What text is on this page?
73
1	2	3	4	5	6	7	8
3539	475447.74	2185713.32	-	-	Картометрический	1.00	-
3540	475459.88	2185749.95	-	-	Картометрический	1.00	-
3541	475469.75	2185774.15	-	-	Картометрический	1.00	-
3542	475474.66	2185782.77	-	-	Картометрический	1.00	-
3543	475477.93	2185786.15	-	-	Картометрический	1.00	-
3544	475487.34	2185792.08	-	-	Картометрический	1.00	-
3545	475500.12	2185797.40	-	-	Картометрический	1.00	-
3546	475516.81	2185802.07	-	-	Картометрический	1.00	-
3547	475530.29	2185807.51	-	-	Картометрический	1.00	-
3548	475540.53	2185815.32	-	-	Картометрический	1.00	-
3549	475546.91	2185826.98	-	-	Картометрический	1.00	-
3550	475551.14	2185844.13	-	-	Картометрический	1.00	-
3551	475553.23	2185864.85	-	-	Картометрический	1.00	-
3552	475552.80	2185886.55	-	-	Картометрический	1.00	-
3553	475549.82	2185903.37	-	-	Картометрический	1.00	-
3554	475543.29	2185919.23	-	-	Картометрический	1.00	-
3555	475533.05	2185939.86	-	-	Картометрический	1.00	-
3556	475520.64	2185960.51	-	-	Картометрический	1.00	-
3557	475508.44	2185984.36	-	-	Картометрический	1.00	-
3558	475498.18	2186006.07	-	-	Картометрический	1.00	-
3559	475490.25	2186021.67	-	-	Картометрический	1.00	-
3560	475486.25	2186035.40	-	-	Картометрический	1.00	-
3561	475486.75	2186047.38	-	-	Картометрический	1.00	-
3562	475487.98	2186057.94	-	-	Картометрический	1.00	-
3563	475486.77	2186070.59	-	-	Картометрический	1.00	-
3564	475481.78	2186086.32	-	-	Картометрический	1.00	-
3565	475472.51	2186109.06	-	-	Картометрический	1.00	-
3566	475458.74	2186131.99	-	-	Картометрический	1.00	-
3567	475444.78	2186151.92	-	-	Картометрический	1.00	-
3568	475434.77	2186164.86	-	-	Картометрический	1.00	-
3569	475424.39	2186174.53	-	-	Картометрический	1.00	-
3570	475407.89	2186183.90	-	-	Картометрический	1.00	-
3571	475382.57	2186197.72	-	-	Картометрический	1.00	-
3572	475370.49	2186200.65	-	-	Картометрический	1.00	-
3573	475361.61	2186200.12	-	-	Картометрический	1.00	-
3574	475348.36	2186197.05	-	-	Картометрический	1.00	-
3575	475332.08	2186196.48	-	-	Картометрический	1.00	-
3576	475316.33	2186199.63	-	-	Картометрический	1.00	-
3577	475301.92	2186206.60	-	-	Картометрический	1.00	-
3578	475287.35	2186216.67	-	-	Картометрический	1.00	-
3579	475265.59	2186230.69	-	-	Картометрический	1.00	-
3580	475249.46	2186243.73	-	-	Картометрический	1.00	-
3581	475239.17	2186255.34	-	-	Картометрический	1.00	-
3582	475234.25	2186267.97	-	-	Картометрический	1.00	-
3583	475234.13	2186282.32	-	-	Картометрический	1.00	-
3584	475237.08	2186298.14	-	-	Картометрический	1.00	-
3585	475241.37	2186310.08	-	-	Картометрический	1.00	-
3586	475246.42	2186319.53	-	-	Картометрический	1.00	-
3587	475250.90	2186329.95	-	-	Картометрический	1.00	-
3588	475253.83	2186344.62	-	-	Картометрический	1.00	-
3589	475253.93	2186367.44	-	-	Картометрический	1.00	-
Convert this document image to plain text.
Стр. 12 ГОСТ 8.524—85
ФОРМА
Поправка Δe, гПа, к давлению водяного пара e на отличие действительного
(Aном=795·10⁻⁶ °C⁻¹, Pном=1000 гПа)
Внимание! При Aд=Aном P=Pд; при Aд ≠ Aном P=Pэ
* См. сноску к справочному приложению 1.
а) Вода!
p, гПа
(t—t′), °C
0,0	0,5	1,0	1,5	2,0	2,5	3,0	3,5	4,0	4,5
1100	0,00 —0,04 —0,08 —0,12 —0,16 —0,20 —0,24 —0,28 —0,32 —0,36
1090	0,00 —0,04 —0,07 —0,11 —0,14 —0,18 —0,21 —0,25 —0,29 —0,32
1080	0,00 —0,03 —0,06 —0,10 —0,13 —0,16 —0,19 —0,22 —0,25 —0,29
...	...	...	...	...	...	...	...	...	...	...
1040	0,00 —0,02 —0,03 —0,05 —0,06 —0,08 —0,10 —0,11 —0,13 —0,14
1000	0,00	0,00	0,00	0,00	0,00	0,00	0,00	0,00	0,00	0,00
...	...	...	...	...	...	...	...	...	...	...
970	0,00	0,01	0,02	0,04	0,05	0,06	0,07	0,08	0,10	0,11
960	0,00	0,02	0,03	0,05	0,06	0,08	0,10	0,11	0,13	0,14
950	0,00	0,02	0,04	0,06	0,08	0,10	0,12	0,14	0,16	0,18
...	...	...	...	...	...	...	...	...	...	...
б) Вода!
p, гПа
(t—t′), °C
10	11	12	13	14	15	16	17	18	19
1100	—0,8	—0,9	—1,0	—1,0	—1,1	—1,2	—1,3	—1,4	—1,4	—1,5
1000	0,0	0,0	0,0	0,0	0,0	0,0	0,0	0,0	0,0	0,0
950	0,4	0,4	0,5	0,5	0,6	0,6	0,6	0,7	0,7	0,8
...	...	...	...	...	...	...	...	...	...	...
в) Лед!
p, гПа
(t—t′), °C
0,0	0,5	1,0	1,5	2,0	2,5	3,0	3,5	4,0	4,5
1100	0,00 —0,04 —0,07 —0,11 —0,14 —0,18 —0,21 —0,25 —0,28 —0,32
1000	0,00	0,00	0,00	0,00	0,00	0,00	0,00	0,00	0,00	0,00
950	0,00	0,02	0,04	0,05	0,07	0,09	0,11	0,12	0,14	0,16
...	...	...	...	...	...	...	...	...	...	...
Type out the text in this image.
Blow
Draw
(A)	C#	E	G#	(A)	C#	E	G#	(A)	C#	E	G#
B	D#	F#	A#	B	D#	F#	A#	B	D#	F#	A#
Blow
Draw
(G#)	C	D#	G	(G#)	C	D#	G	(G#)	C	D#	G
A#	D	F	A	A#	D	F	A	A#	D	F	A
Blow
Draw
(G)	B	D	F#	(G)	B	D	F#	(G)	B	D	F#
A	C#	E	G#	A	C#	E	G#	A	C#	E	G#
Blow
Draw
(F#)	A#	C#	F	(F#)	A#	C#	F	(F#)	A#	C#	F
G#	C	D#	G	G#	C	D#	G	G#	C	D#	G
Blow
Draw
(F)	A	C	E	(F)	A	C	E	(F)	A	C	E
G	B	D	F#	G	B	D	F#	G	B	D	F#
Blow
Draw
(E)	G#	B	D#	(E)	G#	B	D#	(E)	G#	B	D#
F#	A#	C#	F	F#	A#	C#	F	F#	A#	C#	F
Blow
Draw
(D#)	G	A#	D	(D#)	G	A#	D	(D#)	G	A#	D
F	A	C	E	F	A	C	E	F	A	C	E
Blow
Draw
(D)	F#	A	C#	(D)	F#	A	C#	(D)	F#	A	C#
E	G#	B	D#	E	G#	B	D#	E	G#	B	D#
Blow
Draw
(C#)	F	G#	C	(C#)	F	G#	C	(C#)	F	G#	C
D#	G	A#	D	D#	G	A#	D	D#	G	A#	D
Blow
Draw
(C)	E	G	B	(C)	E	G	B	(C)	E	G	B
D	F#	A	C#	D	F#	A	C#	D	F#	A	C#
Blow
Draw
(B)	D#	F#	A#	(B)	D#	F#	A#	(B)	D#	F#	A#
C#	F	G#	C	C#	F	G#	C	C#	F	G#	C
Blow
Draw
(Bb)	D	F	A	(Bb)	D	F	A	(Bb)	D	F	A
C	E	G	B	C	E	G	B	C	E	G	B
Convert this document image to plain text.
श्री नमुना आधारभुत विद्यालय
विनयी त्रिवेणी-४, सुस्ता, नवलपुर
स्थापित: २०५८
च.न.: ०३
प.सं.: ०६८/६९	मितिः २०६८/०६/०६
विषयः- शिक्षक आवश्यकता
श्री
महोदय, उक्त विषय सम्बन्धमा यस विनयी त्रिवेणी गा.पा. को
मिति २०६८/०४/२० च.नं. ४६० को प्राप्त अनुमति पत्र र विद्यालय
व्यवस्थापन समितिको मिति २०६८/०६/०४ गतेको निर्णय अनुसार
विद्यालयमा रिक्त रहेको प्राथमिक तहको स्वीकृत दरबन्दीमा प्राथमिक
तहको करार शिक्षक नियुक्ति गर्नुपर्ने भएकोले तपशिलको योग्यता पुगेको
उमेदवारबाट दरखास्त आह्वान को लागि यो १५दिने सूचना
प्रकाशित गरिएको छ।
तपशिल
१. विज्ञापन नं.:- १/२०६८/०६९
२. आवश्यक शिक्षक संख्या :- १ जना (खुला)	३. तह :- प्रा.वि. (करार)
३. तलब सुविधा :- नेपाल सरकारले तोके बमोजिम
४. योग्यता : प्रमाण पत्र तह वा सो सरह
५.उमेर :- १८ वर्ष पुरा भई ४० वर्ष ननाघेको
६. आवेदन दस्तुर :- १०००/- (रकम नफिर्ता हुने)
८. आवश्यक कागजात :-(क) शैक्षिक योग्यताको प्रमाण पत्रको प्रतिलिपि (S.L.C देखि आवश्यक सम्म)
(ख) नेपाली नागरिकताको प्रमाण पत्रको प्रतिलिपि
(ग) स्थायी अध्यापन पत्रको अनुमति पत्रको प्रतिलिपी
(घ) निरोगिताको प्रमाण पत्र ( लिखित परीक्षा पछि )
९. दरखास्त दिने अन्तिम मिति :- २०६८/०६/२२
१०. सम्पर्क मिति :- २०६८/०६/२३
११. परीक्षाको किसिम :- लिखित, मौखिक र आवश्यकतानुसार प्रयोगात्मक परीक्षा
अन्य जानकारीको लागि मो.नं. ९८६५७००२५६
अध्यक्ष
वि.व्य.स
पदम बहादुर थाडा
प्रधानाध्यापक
_ _ _
> _Set exercise_
Gather every line from the listing above in which "Aном" appears, and copy those lines.

> _Result of this task_
(Aном=795·10⁻⁶ °C⁻¹, Pном=1000 гПа)
Внимание! При Aд=Aном P=Pд; при Aд ≠ Aном P=Pэ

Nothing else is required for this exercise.